==== Provided information

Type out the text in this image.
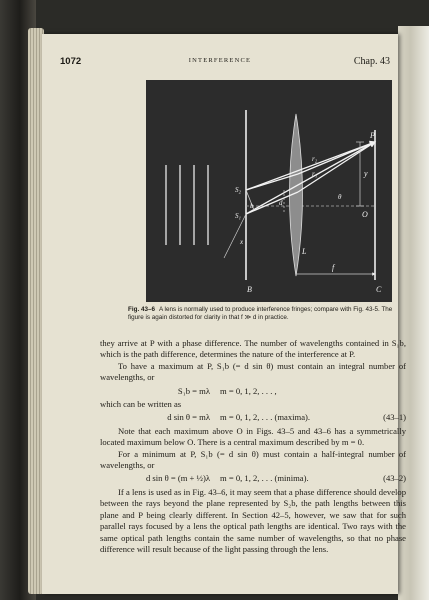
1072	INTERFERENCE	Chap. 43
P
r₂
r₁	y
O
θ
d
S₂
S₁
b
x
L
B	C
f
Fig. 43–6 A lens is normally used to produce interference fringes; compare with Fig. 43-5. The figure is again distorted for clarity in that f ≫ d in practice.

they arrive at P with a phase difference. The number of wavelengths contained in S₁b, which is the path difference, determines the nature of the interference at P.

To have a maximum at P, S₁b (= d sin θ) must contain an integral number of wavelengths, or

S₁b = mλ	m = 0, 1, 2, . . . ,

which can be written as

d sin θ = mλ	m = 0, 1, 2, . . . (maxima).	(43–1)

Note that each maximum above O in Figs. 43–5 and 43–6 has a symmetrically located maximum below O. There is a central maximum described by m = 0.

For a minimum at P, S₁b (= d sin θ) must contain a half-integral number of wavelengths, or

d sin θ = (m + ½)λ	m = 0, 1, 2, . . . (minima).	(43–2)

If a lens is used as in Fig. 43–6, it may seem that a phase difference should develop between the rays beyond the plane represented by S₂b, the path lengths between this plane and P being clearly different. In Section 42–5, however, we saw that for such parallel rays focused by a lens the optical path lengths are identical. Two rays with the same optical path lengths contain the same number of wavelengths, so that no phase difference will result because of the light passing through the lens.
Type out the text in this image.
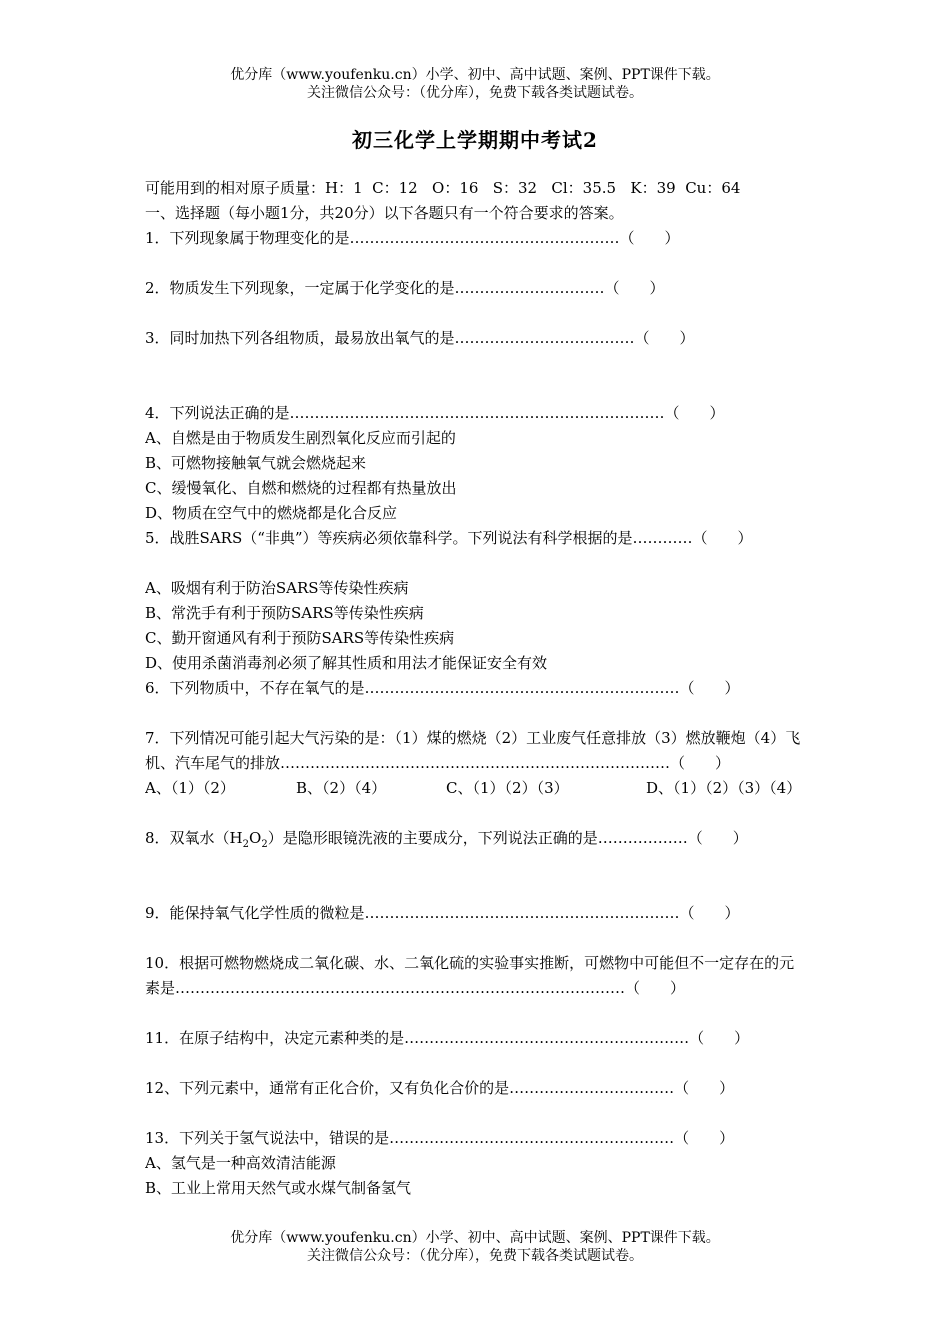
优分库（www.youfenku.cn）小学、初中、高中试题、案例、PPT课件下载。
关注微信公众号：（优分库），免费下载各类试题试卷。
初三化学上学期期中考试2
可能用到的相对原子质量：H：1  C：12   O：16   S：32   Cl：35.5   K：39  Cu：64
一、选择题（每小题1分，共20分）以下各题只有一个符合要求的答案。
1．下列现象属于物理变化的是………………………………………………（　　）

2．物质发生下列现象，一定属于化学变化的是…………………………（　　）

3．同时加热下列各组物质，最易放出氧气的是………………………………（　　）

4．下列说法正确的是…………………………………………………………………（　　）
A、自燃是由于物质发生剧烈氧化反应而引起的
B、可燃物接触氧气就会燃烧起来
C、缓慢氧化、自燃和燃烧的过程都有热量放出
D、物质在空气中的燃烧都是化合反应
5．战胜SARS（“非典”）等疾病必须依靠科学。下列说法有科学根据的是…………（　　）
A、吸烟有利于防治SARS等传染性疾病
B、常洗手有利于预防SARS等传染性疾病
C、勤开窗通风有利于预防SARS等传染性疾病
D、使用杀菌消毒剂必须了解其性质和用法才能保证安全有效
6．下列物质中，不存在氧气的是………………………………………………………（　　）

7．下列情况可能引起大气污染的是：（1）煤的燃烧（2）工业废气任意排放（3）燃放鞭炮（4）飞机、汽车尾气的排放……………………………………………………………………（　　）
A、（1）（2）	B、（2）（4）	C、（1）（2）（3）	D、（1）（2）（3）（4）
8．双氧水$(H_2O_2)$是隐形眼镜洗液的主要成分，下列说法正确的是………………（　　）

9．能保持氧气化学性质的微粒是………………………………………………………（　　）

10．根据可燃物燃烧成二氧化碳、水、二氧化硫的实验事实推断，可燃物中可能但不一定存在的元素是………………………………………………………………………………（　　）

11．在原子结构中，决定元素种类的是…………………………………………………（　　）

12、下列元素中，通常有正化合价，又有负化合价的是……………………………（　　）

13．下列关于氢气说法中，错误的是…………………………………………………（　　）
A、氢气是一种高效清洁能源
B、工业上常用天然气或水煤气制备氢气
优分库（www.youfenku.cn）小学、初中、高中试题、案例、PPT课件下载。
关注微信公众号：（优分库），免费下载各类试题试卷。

========
==== Provided information

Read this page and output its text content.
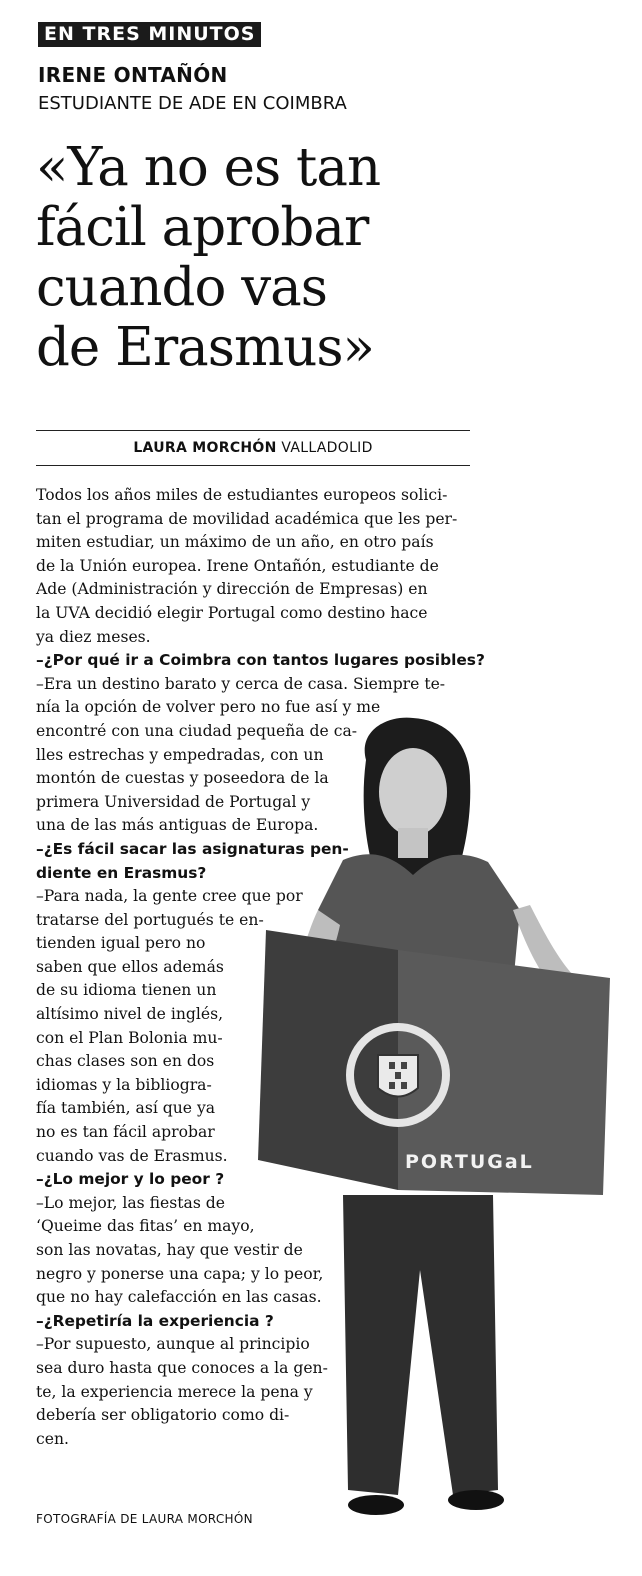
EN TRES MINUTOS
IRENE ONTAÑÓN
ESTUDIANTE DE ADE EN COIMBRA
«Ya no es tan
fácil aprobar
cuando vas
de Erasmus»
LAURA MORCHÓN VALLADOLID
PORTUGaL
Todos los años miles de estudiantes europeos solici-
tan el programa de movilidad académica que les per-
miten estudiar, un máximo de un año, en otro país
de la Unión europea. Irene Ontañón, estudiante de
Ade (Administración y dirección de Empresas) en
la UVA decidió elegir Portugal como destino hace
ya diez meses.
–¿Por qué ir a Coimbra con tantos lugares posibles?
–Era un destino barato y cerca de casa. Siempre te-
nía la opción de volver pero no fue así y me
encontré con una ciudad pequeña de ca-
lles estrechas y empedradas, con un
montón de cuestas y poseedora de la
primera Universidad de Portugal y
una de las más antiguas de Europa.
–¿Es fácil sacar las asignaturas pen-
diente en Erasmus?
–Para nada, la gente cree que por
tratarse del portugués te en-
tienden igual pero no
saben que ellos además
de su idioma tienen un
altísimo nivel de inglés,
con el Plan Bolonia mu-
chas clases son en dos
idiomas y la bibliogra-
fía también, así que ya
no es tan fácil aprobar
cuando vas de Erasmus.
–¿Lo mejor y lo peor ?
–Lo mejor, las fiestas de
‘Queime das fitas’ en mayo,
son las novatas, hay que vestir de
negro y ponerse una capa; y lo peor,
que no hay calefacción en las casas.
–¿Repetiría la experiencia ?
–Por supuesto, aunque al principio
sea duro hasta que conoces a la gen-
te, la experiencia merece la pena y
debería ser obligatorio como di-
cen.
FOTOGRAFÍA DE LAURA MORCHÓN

========

• Set task: Say how many lines above contain the string "wavelengths". Answer with the number only.

• Complete response: 4